» **Directions for this task**
Print the data exactly, leaving nothing out.

» **Stored data entries**

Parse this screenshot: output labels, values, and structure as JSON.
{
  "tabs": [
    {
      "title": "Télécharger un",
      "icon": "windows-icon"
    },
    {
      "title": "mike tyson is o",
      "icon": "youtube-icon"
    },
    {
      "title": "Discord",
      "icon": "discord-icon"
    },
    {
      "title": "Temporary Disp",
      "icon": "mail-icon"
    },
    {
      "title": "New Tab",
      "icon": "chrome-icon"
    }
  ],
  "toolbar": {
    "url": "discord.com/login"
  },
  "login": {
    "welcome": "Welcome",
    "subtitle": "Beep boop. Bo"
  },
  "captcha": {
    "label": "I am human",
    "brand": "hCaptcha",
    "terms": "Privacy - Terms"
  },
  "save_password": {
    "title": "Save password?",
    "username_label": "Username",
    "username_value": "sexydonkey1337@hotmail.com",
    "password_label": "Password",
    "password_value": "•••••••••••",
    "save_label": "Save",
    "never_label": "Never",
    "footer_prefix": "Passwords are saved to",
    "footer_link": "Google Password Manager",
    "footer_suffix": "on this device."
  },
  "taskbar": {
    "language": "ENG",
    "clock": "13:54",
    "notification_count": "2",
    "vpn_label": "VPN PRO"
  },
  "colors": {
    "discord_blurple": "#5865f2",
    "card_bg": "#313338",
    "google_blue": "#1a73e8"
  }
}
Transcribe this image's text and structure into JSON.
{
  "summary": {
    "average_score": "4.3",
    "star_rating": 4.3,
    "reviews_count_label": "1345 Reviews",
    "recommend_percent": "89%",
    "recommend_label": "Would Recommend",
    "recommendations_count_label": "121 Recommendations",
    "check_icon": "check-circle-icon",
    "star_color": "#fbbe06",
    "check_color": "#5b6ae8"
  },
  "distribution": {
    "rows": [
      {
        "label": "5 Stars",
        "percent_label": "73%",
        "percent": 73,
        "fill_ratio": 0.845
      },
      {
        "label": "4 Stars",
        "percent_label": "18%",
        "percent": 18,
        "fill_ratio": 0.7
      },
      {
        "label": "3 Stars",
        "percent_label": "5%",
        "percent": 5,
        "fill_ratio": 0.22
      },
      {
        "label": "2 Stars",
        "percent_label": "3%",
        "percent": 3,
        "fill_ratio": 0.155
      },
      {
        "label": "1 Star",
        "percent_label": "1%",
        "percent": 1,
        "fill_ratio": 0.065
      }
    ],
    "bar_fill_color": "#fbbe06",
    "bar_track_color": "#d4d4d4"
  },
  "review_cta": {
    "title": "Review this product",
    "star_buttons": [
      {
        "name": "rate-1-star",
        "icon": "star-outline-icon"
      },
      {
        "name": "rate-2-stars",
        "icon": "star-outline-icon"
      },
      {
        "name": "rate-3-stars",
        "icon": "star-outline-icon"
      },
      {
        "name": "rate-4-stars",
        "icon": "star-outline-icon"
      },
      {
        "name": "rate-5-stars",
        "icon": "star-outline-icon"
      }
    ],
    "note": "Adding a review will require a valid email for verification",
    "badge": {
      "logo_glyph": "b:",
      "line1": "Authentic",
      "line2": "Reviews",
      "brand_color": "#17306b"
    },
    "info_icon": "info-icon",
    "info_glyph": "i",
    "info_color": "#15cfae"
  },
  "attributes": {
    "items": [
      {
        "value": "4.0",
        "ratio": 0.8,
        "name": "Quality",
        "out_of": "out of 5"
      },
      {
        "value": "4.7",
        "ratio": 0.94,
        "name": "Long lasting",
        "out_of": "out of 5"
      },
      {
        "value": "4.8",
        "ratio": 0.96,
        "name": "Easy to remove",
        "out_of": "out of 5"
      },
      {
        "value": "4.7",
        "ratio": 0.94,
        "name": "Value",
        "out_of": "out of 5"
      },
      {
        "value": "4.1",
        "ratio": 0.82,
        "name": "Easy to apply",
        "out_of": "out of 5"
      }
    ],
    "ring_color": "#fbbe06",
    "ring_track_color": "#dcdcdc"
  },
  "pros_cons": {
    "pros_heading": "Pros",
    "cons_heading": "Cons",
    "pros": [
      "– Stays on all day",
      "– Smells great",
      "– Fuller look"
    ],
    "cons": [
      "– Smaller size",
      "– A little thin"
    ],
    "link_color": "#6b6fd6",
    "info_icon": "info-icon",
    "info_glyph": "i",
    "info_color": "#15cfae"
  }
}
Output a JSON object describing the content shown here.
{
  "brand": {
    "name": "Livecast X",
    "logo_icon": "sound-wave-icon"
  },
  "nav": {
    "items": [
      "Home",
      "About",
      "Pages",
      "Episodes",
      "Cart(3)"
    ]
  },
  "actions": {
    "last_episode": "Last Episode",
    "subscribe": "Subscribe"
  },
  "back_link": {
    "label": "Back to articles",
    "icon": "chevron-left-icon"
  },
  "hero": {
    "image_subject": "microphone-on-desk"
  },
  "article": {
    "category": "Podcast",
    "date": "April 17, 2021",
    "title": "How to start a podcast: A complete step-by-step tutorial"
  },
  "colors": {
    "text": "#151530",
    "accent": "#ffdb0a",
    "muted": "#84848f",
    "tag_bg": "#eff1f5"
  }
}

» **Exercise response**
Parse this screenshot: output labels, values, and structure as JSON.
{
  "tabs": [
    {
      "title": "Télécharger un",
      "icon": "windows-icon"
    },
    {
      "title": "mike tyson is o",
      "icon": "youtube-icon"
    },
    {
      "title": "Discord",
      "icon": "discord-icon"
    },
    {
      "title": "Temporary Disp",
      "icon": "mail-icon"
    },
    {
      "title": "New Tab",
      "icon": "chrome-icon"
    }
  ],
  "toolbar": {
    "url": "discord.com/login"
  },
  "login": {
    "welcome": "Welcome",
    "subtitle": "Beep boop. Bo"
  },
  "captcha": {
    "label": "I am human",
    "brand": "hCaptcha",
    "terms": "Privacy - Terms"
  },
  "save_password": {
    "title": "Save password?",
    "username_label": "Username",
    "username_value": "sexydonkey1337@hotmail.com",
    "password_label": "Password",
    "password_value": "•••••••••••",
    "save_label": "Save",
    "never_label": "Never",
    "footer_prefix": "Passwords are saved to",
    "footer_link": "Google Password Manager",
    "footer_suffix": "on this device."
  },
  "taskbar": {
    "language": "ENG",
    "clock": "13:54",
    "notification_count": "2",
    "vpn_label": "VPN PRO"
  },
  "colors": {
    "discord_blurple": "#5865f2",
    "card_bg": "#313338",
    "google_blue": "#1a73e8"
  }
}
Transcribe this image's text and structure into JSON.
{
  "summary": {
    "average_score": "4.3",
    "star_rating": 4.3,
    "reviews_count_label": "1345 Reviews",
    "recommend_percent": "89%",
    "recommend_label": "Would Recommend",
    "recommendations_count_label": "121 Recommendations",
    "check_icon": "check-circle-icon",
    "star_color": "#fbbe06",
    "check_color": "#5b6ae8"
  },
  "distribution": {
    "rows": [
      {
        "label": "5 Stars",
        "percent_label": "73%",
        "percent": 73,
        "fill_ratio": 0.845
      },
      {
        "label": "4 Stars",
        "percent_label": "18%",
        "percent": 18,
        "fill_ratio": 0.7
      },
      {
        "label": "3 Stars",
        "percent_label": "5%",
        "percent": 5,
        "fill_ratio": 0.22
      },
      {
        "label": "2 Stars",
        "percent_label": "3%",
        "percent": 3,
        "fill_ratio": 0.155
      },
      {
        "label": "1 Star",
        "percent_label": "1%",
        "percent": 1,
        "fill_ratio": 0.065
      }
    ],
    "bar_fill_color": "#fbbe06",
    "bar_track_color": "#d4d4d4"
  },
  "review_cta": {
    "title": "Review this product",
    "star_buttons": [
      {
        "name": "rate-1-star",
        "icon": "star-outline-icon"
      },
      {
        "name": "rate-2-stars",
        "icon": "star-outline-icon"
      },
      {
        "name": "rate-3-stars",
        "icon": "star-outline-icon"
      },
      {
        "name": "rate-4-stars",
        "icon": "star-outline-icon"
      },
      {
        "name": "rate-5-stars",
        "icon": "star-outline-icon"
      }
    ],
    "note": "Adding a review will require a valid email for verification",
    "badge": {
      "logo_glyph": "b:",
      "line1": "Authentic",
      "line2": "Reviews",
      "brand_color": "#17306b"
    },
    "info_icon": "info-icon",
    "info_glyph": "i",
    "info_color": "#15cfae"
  },
  "attributes": {
    "items": [
      {
        "value": "4.0",
        "ratio": 0.8,
        "name": "Quality",
        "out_of": "out of 5"
      },
      {
        "value": "4.7",
        "ratio": 0.94,
        "name": "Long lasting",
        "out_of": "out of 5"
      },
      {
        "value": "4.8",
        "ratio": 0.96,
        "name": "Easy to remove",
        "out_of": "out of 5"
      },
      {
        "value": "4.7",
        "ratio": 0.94,
        "name": "Value",
        "out_of": "out of 5"
      },
      {
        "value": "4.1",
        "ratio": 0.82,
        "name": "Easy to apply",
        "out_of": "out of 5"
      }
    ],
    "ring_color": "#fbbe06",
    "ring_track_color": "#dcdcdc"
  },
  "pros_cons": {
    "pros_heading": "Pros",
    "cons_heading": "Cons",
    "pros": [
      "– Stays on all day",
      "– Smells great",
      "– Fuller look"
    ],
    "cons": [
      "– Smaller size",
      "– A little thin"
    ],
    "link_color": "#6b6fd6",
    "info_icon": "info-icon",
    "info_glyph": "i",
    "info_color": "#15cfae"
  }
}
Output a JSON object describing the content shown here.
{
  "brand": {
    "name": "Livecast X",
    "logo_icon": "sound-wave-icon"
  },
  "nav": {
    "items": [
      "Home",
      "About",
      "Pages",
      "Episodes",
      "Cart(3)"
    ]
  },
  "actions": {
    "last_episode": "Last Episode",
    "subscribe": "Subscribe"
  },
  "back_link": {
    "label": "Back to articles",
    "icon": "chevron-left-icon"
  },
  "hero": {
    "image_subject": "microphone-on-desk"
  },
  "article": {
    "category": "Podcast",
    "date": "April 17, 2021",
    "title": "How to start a podcast: A complete step-by-step tutorial"
  },
  "colors": {
    "text": "#151530",
    "accent": "#ffdb0a",
    "muted": "#84848f",
    "tag_bg": "#eff1f5"
  }
}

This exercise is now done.